**Challenge**
For each line below that contains the string "certified", copy that line.
---------- Source material
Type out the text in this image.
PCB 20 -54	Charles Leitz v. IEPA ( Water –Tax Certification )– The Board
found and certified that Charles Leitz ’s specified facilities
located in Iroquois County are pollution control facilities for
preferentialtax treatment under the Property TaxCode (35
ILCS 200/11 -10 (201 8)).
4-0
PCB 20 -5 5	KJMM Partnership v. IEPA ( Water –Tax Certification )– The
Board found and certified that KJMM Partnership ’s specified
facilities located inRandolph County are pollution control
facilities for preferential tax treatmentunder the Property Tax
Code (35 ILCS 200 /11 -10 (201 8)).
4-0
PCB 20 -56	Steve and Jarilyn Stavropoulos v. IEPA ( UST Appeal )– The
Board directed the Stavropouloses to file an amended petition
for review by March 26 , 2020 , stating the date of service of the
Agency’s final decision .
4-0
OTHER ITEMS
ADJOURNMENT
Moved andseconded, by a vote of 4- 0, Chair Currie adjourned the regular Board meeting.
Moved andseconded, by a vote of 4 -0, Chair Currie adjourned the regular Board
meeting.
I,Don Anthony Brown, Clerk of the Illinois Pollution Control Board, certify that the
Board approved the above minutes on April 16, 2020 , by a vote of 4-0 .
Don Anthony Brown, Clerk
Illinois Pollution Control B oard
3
--------------------
---------- Source material
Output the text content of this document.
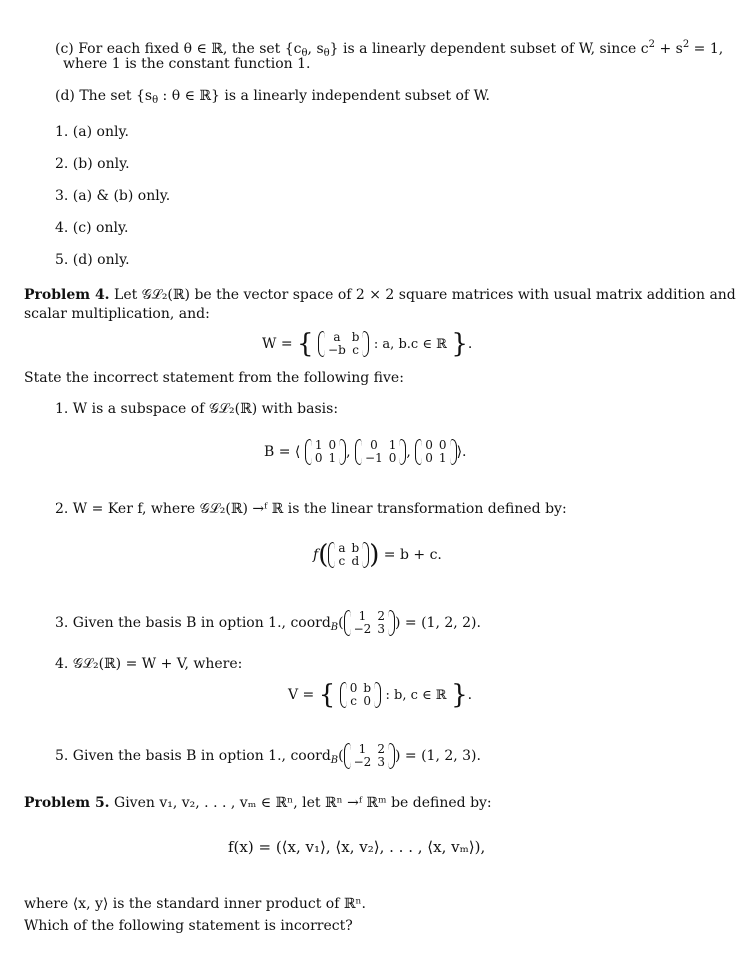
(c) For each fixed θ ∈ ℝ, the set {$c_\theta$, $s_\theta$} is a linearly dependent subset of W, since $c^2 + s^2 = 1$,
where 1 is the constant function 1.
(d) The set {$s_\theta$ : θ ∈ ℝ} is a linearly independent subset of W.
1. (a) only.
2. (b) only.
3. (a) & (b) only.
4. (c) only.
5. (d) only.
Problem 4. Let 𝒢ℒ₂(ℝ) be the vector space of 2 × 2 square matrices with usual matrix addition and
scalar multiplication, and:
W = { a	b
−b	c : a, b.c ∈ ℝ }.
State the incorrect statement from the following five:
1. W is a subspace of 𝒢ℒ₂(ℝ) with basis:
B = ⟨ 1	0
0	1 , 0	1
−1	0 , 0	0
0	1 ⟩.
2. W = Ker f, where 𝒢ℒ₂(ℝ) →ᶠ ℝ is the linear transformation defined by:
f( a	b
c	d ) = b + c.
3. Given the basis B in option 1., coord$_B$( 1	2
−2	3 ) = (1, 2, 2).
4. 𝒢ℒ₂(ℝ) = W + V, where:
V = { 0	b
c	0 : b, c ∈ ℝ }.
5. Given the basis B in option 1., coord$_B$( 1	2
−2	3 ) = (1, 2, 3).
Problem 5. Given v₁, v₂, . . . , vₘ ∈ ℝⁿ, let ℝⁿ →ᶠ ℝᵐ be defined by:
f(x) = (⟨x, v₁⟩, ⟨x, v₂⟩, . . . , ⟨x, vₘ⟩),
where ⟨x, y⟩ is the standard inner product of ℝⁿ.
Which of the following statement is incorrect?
--------------------
**Response for this exercise**
found and certified that Charles Leitz ’s specified facilities
Board found and certified that KJMM Partnership ’s specified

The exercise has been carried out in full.